▸ EXERCISE GOAL: In the listing below, locate the lines that hold the string "reprit". Copy those lines.

▸ SOURCE RECORDS:
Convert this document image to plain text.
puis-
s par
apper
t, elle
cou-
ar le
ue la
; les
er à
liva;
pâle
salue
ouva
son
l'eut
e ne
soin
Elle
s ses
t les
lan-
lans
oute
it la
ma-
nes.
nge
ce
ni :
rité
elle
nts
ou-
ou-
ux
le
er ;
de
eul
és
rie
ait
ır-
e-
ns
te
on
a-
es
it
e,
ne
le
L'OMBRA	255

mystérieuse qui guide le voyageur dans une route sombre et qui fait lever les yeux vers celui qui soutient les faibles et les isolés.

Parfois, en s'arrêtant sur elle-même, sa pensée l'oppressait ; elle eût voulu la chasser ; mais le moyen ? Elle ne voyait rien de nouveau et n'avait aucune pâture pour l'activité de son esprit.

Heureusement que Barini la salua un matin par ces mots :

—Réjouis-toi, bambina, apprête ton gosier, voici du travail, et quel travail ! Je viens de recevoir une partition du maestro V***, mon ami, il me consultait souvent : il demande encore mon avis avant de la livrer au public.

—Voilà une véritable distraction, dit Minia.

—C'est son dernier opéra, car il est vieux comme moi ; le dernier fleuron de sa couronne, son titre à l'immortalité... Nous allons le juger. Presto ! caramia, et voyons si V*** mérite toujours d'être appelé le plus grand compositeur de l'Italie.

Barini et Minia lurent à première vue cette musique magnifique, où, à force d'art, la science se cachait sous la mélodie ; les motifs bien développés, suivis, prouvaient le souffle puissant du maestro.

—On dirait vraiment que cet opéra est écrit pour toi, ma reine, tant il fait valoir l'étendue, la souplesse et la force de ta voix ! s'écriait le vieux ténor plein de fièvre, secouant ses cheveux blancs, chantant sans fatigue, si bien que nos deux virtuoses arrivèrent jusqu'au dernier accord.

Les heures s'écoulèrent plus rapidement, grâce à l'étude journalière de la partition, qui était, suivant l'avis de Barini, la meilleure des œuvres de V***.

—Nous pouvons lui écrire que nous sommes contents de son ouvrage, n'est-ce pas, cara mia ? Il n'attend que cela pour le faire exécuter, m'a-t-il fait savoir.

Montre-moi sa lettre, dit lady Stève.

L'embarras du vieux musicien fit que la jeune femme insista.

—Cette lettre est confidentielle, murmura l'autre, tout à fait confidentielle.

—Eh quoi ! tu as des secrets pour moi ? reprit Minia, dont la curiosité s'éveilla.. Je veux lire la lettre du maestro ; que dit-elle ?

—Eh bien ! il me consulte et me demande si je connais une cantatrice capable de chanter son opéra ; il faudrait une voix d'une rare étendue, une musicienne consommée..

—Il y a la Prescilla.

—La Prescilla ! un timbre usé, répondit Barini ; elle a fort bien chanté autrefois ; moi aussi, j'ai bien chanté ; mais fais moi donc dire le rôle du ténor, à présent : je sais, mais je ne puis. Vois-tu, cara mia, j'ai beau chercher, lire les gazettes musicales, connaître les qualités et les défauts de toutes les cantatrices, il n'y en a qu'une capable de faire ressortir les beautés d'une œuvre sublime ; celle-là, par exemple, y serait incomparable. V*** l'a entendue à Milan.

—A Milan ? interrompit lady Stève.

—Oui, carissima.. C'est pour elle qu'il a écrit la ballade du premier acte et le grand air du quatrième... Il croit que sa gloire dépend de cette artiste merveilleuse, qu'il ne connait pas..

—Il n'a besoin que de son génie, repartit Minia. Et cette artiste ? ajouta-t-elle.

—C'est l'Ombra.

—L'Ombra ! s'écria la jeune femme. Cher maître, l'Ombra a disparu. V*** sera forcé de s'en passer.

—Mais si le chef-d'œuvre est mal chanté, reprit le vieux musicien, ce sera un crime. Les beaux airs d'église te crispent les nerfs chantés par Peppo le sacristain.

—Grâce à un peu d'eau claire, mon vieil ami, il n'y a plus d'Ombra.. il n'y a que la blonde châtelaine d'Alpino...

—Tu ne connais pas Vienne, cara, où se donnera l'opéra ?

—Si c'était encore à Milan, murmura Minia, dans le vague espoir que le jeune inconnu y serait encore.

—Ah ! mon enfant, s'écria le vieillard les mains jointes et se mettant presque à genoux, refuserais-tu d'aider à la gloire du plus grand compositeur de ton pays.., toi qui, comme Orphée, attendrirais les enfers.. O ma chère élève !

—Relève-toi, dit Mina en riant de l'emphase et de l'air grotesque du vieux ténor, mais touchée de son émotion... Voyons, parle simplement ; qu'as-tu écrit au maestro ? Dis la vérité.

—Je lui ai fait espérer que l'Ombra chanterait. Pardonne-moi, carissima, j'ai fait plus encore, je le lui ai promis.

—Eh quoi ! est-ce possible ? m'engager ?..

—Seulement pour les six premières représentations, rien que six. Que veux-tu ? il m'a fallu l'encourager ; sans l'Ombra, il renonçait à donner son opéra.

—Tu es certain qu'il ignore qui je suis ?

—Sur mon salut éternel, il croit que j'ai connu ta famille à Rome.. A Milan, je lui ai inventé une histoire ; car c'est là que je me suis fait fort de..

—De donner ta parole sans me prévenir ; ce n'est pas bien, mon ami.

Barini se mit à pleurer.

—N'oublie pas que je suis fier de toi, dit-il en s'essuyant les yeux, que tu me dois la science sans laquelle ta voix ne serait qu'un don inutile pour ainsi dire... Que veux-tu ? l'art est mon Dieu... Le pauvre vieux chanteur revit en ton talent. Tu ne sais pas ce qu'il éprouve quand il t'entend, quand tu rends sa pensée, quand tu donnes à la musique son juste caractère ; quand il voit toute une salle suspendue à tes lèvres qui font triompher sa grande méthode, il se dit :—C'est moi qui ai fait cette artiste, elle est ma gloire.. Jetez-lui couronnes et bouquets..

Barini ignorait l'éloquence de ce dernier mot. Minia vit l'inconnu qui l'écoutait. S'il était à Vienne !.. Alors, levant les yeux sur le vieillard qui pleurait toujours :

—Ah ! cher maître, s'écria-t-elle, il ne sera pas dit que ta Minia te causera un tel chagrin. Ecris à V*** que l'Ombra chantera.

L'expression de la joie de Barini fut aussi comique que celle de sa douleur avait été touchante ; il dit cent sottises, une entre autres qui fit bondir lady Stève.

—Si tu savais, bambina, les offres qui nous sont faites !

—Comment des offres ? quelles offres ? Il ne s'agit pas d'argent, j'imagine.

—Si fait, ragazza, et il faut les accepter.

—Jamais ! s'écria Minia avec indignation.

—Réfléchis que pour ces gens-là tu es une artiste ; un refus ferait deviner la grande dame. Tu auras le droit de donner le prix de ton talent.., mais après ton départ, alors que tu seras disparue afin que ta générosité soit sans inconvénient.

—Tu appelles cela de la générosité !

▸ THE REPLY:
—Eh quoi ! tu as des secrets pour moi ? reprit Minia, dont la curiosité s'éveilla.. Je veux lire la lettre du maestro ; que dit-elle ?
—Mais si le chef-d'œuvre est mal chanté, reprit le vieux musicien, ce sera un crime. Les beaux airs d'église te crispent les nerfs chantés par Peppo le sacristain.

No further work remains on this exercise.